**Stated goal**.
In the listing that follows, count each line where the word "безнапорные" appears; write nothing but the count.

Data excerpts
- - -
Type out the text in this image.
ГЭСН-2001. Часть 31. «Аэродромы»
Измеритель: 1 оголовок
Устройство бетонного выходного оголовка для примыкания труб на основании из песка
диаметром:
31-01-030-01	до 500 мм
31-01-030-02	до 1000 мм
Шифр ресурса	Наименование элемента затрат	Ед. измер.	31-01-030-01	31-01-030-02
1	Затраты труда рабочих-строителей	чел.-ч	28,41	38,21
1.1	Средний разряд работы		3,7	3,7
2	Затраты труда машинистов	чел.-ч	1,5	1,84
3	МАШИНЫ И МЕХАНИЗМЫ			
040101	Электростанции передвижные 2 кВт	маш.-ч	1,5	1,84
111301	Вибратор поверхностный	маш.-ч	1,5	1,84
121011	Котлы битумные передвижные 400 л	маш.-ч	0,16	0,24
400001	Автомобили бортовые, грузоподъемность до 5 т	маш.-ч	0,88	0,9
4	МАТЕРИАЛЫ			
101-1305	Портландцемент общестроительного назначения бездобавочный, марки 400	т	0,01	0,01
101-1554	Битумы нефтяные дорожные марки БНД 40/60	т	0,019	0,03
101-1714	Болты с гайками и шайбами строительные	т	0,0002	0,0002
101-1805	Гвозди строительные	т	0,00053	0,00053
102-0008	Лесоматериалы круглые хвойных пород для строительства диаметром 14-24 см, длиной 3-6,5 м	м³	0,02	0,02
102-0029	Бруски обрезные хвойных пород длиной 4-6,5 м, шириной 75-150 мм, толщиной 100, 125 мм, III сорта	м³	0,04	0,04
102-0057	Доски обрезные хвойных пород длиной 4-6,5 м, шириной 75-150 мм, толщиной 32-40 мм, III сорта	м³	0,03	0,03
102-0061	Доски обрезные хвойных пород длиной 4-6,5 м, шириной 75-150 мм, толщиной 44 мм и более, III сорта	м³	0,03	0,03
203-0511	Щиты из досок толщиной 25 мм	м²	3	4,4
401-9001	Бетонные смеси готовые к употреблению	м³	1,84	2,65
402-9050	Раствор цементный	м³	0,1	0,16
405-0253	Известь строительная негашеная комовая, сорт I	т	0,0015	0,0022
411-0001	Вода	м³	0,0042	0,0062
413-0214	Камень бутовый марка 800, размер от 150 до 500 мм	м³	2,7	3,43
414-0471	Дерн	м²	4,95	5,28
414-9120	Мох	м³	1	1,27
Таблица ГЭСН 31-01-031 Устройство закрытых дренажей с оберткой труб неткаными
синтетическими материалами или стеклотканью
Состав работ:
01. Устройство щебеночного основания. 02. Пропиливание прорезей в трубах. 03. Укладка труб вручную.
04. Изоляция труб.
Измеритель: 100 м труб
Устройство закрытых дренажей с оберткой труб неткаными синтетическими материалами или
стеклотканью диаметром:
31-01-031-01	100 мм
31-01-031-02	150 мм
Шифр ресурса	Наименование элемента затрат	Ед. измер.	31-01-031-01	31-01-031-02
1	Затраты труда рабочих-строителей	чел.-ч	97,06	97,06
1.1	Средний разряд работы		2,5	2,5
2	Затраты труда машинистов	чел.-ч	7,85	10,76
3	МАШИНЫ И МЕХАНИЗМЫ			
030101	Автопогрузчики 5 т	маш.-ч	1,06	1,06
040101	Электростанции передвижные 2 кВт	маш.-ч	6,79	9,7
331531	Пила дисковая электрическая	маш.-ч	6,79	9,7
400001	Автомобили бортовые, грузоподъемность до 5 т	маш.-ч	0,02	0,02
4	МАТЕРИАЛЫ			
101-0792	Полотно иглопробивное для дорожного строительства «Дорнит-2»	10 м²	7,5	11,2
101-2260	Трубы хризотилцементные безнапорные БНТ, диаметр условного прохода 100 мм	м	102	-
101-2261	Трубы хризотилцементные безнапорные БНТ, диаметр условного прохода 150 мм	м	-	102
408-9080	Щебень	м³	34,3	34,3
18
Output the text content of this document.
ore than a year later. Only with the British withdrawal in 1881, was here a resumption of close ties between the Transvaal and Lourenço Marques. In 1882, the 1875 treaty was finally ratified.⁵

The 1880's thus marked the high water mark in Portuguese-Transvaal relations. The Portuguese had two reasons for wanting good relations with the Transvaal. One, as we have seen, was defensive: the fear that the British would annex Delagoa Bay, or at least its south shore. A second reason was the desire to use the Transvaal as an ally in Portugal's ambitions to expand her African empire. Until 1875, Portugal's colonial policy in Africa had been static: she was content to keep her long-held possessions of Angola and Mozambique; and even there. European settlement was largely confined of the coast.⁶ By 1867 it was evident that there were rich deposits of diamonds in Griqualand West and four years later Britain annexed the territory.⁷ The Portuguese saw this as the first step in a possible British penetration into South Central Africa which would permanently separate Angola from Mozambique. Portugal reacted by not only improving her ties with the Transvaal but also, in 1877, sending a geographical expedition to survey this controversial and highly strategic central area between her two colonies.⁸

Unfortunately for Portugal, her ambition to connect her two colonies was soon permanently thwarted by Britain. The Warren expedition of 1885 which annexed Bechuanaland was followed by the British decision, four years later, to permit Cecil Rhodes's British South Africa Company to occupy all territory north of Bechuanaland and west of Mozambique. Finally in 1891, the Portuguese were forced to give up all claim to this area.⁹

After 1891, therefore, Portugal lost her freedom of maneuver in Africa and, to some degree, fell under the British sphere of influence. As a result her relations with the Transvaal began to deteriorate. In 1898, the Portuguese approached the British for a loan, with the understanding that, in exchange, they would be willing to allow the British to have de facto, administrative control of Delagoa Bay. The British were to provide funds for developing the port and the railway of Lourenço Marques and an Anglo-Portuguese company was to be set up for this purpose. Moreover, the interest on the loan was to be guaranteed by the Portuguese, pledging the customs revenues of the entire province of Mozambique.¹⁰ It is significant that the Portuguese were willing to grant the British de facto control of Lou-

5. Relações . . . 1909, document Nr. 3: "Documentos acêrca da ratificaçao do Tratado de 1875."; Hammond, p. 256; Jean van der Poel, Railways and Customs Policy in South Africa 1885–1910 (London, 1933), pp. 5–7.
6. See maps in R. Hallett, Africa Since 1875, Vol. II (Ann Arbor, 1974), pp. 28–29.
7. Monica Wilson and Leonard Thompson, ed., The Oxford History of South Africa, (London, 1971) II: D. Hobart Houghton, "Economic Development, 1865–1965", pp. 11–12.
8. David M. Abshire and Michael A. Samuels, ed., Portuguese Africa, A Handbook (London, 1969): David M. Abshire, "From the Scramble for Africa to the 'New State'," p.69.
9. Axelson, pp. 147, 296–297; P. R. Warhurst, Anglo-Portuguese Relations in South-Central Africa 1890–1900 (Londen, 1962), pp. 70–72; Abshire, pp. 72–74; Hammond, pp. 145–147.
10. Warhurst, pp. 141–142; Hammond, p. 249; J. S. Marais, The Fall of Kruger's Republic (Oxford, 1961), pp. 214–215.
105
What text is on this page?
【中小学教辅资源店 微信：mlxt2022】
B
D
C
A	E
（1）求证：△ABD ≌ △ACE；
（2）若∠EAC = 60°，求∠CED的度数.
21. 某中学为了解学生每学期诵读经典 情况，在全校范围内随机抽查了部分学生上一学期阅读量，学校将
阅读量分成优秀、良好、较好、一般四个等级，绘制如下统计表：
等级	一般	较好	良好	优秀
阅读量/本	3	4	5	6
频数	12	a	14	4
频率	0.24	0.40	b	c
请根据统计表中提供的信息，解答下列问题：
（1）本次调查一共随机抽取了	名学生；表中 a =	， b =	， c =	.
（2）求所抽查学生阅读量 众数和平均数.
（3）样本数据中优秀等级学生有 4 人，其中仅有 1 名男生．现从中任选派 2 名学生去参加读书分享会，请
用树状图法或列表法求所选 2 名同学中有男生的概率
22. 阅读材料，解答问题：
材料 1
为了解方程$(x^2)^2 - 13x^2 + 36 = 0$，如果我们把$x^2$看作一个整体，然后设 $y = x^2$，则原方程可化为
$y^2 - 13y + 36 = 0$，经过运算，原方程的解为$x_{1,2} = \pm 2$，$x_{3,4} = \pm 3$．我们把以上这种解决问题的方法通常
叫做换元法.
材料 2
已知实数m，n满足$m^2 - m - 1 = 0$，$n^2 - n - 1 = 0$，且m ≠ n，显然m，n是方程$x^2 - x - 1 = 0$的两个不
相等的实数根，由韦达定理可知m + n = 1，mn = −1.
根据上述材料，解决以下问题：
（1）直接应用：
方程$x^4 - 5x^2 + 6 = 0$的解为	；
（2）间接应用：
- - -
**Expected answer**.
2